Document text:
*** Begin section ***

This week’s Bird of the Week, compliments of the Weminuche Audubon Society and Audubon Rockies, is the downy woodpecker.
One of the birds that commonly visits suet feeders is the downy woodpecker, the smallest woodpecker in North America. From fall into spring, it often can be found foraging in the company of other small birds: chickadees, nuthatches and titmice. Its small size confers an advantage by allowing it to search for insects on the slender branches of trees and shrubs, and on weed stems which wouldn’t support a heavier woodpecker.
Over 75 percent of the downy’s diet is insects, many of which are considered pests by humans. Its small, fine-tipped bill allows the downy to pierce plant galls and pick tiny insects from stems and leaves. Downies do not cache food for winter, but have been observed following a nuthatch to steal from its horde. In winter, male downies chase females away from the best feeding areas.
Downy woodpeckers are named for the soft, white feathers that make up the wide stripe down their black backs. The underside is white and black wings are checked with white patches. Male downies sport a red patch on the back of the head.
In woodpecker style, the downy perches on tree trunks with a straight-backed posture, using stiff tail feathers for support. Woodpeckers grasp with two toes facing forward and two backward.
Although they are not closely related, downy woodpeckers appear nearly identical to the larger hairy woodpeckers. Size and bill length set them apart.
Remembering the phrase “dinky downy, huge hairy” is a way to keep them straight.

*** End section ***

The task: In the piece on the downy woodpecker above, what is the bird named for?

Supplied data:

*** Begin section ***

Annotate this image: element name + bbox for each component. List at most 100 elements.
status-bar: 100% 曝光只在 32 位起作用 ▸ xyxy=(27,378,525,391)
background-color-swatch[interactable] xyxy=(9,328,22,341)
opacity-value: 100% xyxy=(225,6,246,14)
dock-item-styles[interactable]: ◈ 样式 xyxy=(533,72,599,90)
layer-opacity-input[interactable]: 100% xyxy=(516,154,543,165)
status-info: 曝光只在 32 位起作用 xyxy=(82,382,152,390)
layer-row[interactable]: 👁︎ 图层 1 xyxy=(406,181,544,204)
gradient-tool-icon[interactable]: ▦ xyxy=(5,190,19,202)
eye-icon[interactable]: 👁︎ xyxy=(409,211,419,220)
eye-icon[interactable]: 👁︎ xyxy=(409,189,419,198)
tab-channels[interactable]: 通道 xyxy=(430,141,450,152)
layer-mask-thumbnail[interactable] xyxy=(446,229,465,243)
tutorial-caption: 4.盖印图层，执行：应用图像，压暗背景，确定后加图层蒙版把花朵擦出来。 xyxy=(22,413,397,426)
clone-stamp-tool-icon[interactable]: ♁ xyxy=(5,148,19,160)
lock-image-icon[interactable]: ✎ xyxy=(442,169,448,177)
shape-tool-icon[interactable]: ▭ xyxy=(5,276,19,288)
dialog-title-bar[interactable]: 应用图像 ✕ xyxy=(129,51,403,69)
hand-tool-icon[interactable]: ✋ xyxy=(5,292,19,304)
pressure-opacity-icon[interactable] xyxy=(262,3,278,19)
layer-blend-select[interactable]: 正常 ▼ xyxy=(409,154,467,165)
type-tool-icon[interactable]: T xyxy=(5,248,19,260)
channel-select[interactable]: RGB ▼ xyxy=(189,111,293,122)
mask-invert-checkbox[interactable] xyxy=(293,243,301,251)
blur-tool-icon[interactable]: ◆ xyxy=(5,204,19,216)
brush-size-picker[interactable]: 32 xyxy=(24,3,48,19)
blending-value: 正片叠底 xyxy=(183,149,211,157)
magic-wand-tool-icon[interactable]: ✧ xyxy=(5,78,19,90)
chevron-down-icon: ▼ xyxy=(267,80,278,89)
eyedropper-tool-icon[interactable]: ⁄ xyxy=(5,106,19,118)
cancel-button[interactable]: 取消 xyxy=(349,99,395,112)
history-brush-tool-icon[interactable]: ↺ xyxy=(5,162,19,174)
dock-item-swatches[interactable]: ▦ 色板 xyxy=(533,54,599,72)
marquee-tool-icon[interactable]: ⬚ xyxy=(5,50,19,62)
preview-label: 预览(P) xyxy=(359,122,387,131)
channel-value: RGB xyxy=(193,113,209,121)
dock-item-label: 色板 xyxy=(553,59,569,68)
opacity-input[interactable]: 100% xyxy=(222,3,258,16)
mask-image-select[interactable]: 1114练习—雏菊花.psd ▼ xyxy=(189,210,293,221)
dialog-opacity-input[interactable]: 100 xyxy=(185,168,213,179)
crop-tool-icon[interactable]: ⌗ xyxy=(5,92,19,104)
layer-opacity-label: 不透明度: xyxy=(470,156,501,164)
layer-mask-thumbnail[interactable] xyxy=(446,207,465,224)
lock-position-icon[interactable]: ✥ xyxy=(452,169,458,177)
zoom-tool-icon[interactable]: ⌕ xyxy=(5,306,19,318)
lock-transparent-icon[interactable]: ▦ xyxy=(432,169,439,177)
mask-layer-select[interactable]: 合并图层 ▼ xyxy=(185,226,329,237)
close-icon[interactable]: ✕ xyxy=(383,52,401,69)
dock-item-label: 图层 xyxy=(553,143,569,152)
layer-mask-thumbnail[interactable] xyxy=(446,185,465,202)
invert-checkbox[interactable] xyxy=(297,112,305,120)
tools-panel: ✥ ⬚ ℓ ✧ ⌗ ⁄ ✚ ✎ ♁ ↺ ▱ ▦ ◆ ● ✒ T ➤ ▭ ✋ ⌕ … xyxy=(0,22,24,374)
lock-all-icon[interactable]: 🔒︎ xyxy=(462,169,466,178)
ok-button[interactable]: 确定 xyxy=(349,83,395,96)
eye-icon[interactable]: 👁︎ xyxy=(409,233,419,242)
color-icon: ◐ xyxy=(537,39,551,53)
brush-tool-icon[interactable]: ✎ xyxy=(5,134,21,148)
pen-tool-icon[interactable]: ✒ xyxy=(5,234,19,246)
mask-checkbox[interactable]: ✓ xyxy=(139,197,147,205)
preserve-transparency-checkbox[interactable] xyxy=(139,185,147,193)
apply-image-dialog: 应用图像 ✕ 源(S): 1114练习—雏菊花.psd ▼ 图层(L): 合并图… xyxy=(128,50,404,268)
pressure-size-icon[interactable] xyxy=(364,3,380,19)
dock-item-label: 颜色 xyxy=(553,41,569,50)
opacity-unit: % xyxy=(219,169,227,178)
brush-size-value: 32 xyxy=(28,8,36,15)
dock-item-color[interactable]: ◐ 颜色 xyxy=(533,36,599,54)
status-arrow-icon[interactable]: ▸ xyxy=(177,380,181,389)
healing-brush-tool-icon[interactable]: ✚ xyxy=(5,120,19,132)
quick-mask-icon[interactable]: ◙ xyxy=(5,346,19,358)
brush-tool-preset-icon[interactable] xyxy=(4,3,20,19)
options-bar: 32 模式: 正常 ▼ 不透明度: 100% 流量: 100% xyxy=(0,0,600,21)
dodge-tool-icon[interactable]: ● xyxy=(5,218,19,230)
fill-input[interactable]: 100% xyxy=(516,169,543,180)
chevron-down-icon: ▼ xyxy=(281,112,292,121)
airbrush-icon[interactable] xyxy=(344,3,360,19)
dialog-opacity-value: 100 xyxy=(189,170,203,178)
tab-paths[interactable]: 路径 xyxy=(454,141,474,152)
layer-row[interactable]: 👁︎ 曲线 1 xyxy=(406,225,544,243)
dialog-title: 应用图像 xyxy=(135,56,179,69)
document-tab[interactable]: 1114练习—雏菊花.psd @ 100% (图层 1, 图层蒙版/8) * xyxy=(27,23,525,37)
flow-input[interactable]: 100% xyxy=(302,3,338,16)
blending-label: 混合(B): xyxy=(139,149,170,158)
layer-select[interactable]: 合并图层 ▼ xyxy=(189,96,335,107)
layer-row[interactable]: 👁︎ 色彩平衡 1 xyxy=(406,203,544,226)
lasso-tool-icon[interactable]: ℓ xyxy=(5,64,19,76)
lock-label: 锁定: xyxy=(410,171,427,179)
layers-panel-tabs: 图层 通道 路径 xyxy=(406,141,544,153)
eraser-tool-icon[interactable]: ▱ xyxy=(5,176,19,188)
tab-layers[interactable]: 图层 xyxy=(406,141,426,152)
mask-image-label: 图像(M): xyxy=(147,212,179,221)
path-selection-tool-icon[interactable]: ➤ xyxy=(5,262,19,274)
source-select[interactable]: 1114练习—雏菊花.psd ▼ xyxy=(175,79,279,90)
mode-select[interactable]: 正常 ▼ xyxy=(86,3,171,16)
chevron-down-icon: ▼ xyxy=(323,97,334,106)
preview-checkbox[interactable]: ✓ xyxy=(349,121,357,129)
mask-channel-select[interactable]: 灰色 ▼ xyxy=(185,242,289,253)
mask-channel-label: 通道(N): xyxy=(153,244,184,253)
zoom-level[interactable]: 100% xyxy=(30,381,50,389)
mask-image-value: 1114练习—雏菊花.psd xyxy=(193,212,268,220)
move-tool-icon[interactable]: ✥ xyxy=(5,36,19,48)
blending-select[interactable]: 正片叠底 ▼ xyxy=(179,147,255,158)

*** End section ***

Solution to this exercise: The soft, white feathers that make up the wide stripe down its black back.